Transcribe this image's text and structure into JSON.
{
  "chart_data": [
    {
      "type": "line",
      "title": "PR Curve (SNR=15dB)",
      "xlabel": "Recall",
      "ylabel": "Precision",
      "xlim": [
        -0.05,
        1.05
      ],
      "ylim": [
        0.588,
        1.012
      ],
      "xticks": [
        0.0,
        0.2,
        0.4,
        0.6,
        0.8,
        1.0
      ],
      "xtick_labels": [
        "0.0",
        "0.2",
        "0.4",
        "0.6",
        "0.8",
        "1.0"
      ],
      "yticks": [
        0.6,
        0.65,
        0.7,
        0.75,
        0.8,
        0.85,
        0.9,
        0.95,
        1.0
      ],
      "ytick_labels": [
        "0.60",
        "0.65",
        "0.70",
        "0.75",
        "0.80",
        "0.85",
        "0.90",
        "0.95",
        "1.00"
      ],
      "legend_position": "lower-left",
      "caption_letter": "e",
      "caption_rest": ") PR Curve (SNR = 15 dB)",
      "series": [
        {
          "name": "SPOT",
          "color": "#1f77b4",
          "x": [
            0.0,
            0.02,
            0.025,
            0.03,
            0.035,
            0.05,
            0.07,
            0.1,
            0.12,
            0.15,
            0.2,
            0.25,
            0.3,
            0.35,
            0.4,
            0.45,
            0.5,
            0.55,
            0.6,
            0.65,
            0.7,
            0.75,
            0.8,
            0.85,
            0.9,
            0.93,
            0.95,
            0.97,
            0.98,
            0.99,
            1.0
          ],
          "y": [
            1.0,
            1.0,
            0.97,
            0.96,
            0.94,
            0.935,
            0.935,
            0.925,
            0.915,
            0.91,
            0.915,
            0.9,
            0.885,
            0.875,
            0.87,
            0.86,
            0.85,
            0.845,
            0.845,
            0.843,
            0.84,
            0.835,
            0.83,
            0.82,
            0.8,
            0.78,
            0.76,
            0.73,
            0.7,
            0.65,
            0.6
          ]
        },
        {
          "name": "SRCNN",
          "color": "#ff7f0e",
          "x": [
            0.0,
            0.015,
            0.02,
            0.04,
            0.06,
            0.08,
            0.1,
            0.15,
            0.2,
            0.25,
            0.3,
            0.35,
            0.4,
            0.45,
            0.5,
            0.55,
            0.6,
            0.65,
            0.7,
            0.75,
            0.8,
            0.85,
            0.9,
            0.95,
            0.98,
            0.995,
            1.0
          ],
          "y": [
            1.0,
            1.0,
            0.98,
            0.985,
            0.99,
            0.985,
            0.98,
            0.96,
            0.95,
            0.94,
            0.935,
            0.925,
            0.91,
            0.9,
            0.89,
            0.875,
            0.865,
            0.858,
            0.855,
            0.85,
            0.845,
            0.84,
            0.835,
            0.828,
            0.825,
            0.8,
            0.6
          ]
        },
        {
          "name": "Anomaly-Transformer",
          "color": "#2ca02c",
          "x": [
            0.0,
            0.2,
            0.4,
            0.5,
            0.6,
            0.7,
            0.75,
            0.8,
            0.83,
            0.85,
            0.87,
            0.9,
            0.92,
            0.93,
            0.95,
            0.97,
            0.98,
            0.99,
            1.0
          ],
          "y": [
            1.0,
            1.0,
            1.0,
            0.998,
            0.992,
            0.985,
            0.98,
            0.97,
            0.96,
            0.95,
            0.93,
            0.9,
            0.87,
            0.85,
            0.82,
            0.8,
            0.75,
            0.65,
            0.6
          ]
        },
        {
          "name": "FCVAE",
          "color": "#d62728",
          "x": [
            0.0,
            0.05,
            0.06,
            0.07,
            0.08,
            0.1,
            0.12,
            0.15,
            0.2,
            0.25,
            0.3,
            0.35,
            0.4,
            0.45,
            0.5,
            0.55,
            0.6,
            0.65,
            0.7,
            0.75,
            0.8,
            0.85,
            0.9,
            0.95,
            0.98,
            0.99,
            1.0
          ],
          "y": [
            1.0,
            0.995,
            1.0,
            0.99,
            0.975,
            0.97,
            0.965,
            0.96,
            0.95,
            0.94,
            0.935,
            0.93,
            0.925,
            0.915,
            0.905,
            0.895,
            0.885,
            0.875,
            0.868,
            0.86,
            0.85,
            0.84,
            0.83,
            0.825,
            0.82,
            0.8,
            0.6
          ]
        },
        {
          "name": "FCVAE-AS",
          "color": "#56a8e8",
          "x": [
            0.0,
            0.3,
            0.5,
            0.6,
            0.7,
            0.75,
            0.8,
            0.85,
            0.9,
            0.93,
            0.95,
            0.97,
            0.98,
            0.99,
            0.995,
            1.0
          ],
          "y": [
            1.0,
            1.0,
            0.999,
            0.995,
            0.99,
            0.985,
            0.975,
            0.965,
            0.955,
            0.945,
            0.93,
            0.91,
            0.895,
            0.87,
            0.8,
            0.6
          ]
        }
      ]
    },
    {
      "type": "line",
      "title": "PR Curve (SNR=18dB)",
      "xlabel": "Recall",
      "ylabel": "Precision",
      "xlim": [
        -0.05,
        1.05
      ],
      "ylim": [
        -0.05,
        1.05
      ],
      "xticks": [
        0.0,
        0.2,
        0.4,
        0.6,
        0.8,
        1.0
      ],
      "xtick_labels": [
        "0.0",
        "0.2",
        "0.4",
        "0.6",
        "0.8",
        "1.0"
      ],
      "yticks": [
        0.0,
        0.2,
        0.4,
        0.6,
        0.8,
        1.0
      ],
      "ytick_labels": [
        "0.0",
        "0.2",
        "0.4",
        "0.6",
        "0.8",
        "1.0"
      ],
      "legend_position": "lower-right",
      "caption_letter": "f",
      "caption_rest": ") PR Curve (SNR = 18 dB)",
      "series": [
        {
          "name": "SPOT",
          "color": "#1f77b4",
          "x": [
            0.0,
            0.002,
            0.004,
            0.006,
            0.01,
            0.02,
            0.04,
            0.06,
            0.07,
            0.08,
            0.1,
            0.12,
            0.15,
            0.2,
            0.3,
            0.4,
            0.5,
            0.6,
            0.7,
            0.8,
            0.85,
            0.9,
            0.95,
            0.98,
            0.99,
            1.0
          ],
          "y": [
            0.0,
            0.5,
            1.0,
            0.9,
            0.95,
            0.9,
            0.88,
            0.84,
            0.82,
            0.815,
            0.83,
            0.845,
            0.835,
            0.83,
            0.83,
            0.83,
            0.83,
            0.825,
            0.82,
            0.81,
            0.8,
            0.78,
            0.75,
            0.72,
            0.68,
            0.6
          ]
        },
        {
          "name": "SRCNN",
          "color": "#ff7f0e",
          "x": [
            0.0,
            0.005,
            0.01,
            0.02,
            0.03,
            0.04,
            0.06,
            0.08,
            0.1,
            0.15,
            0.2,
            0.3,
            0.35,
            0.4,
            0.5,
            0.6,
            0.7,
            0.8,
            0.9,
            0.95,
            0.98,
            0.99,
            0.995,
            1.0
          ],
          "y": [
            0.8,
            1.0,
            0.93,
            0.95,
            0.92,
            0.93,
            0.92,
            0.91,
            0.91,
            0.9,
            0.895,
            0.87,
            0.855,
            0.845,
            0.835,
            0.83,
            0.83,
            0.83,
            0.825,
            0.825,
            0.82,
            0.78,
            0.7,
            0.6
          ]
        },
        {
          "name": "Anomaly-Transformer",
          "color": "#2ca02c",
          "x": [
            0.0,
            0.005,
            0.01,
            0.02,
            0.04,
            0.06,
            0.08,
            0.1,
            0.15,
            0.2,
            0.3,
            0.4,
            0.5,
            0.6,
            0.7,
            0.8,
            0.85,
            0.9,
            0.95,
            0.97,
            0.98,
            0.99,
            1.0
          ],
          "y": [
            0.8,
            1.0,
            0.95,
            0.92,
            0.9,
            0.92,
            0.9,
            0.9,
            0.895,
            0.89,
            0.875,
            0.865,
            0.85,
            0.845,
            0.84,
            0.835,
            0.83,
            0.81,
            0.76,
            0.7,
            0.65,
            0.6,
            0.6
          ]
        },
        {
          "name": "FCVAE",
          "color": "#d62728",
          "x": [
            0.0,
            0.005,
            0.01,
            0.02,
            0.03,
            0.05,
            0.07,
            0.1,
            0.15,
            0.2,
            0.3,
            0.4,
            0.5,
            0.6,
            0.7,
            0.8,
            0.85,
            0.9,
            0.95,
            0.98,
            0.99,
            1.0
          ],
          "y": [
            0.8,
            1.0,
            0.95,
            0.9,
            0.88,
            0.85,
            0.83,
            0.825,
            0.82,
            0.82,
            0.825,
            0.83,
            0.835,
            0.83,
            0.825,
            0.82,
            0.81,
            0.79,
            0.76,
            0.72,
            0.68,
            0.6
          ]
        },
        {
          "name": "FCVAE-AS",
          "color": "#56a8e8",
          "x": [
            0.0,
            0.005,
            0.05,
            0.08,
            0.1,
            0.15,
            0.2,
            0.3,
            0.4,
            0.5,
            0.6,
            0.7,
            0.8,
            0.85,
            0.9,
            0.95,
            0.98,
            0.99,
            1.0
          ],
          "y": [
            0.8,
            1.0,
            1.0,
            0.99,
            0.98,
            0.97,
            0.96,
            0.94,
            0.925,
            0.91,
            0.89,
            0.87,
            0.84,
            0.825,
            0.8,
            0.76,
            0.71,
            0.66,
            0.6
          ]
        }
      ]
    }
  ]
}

******************************

- **Exercise description**: Copy each line of the listing that holds the word "title".

- **Answer in full**:
      "title": "PR Curve (SNR=15dB)",
      "title": "PR Curve (SNR=18dB)",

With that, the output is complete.